What is asked:
Go through the records and copy each line where the word "подач" occurs.

Material provided:
══════
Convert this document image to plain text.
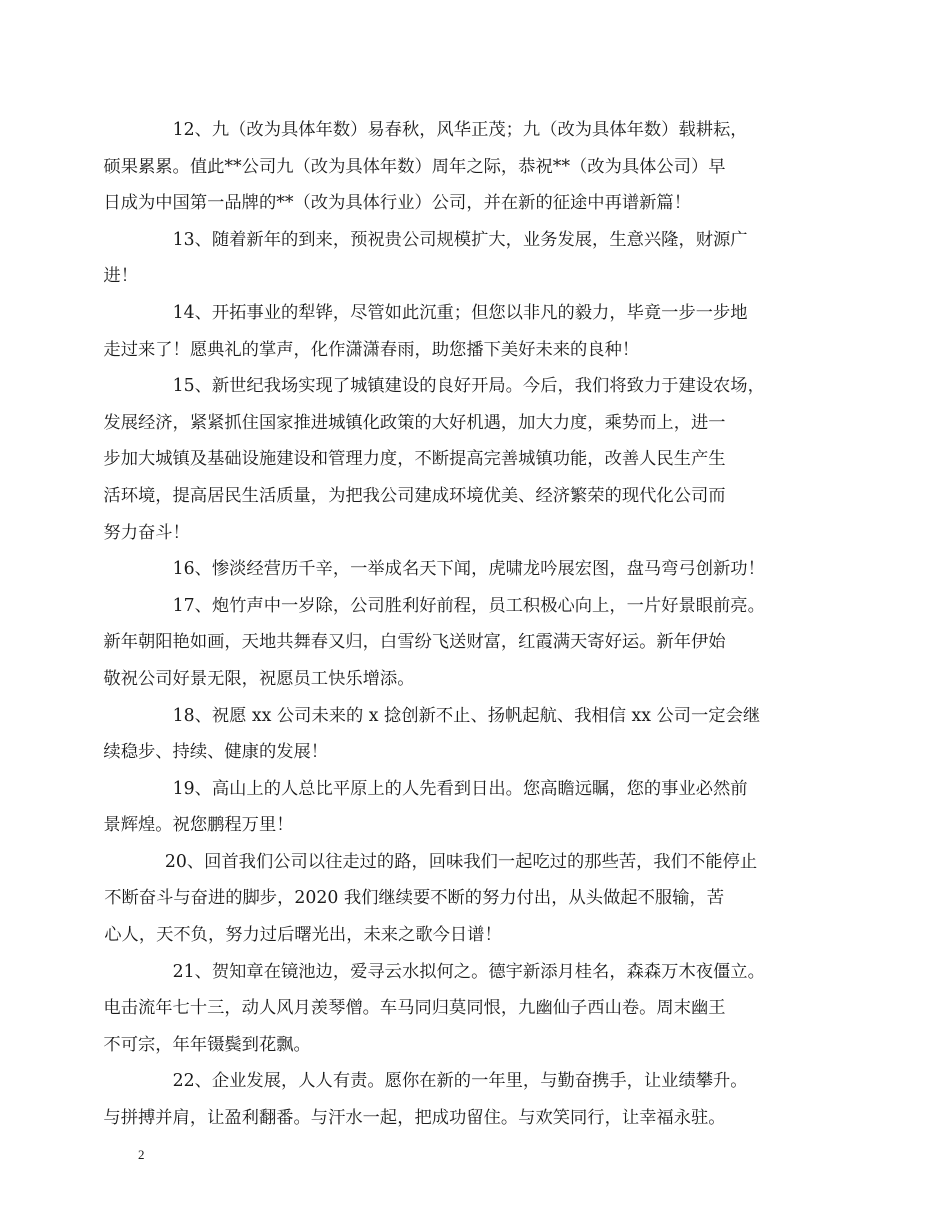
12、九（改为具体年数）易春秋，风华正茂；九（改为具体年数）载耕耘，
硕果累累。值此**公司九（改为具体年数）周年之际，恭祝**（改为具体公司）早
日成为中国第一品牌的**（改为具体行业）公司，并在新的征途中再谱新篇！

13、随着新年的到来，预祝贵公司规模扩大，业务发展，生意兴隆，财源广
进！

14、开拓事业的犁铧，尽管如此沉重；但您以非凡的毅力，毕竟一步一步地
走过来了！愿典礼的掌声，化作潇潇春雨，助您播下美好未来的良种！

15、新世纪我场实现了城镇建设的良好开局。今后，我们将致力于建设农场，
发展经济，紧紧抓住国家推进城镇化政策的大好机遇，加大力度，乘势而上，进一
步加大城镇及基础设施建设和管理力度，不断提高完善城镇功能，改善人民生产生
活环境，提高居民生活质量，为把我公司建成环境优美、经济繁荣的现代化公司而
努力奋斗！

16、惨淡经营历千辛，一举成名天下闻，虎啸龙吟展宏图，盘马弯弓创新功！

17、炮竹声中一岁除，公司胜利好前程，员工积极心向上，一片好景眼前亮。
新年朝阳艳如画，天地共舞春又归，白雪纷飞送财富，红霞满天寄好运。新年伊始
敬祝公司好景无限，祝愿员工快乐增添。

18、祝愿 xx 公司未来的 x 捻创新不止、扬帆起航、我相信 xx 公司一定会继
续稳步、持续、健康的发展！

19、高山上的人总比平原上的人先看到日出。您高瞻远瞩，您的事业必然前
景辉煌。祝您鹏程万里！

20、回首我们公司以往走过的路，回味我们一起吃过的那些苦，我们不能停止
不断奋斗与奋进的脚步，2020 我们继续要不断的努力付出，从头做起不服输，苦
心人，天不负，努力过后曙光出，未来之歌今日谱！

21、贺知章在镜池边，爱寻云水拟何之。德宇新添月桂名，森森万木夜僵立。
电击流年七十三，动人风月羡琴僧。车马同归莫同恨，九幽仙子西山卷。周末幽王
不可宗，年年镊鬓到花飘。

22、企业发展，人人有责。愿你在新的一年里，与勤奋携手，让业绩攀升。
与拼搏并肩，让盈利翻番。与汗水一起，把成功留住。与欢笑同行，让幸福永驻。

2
══════
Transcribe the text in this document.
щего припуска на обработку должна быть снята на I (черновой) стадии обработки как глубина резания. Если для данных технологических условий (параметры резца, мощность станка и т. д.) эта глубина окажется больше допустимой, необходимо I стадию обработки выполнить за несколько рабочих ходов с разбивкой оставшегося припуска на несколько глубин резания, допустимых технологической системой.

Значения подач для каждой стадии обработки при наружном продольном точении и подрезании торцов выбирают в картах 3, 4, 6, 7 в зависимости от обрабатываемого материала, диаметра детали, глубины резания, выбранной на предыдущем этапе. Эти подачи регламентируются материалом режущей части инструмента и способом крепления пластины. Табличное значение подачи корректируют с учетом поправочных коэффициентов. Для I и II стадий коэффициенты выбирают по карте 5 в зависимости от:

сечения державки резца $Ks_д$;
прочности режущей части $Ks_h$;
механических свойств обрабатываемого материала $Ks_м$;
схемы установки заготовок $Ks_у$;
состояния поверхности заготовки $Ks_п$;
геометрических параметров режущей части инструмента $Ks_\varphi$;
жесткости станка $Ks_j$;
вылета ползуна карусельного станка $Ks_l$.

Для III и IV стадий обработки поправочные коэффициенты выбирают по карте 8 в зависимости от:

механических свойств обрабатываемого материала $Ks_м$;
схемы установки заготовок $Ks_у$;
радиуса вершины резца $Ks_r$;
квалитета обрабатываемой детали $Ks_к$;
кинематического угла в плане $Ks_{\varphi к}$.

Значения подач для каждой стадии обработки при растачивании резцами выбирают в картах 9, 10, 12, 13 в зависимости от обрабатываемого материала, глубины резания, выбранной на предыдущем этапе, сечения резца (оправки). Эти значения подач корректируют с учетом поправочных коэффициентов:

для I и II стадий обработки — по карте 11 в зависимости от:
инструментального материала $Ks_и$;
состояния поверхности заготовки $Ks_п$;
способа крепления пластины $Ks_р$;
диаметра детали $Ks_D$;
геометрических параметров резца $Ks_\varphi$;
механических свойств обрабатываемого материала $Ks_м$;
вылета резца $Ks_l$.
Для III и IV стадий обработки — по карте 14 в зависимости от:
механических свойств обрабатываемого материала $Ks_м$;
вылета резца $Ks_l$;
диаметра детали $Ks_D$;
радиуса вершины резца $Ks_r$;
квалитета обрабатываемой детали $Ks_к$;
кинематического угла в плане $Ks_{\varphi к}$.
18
══════
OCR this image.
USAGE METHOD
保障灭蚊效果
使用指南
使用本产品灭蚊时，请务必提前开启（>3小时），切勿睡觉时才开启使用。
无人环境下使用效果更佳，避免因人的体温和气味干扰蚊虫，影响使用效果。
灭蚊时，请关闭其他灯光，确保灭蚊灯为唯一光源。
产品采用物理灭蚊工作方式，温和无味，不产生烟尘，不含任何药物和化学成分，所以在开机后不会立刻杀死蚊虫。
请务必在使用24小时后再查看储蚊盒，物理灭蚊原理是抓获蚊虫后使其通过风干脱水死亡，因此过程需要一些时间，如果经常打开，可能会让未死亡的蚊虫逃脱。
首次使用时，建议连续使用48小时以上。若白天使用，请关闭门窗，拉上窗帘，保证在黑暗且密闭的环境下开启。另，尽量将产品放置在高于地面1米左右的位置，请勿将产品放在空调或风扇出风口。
══════
Reply:
Значения подач для каждой стадии обработки при наружном продольном точении и подрезании торцов выбирают в картах 3, 4, 6, 7 в зависимости от обрабатываемого материала, диаметра детали, глубины резания, выбранной на предыдущем этапе. Эти подачи регламентируются материалом режущей части инструмента и способом крепления пластины. Табличное значение подачи корректируют с учетом поправочных коэффициентов. Для I и II стадий коэффициенты выбирают по карте 5 в зависимости от:
Значения подач для каждой стадии обработки при растачивании резцами выбирают в картах 9, 10, 12, 13 в зависимости от обрабатываемого материала, глубины резания, выбранной на предыдущем этапе, сечения резца (оправки). Эти значения подач корректируют с учетом поправочных коэффициентов:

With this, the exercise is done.